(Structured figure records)
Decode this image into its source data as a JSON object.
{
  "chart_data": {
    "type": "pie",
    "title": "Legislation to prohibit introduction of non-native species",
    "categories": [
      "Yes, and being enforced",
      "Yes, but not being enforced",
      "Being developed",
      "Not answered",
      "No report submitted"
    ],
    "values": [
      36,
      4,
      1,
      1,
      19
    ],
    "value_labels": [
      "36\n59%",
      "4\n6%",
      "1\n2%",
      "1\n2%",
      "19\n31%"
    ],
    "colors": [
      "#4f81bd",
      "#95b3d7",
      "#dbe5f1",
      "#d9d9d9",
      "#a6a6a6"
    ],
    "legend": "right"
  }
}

### TASK TO CARRY OUT
Lines of the material that contain the word "enforced" are to be gathered.

### OUTPUT OF THE TASK
      "Yes, and being enforced",
      "Yes, but not being enforced",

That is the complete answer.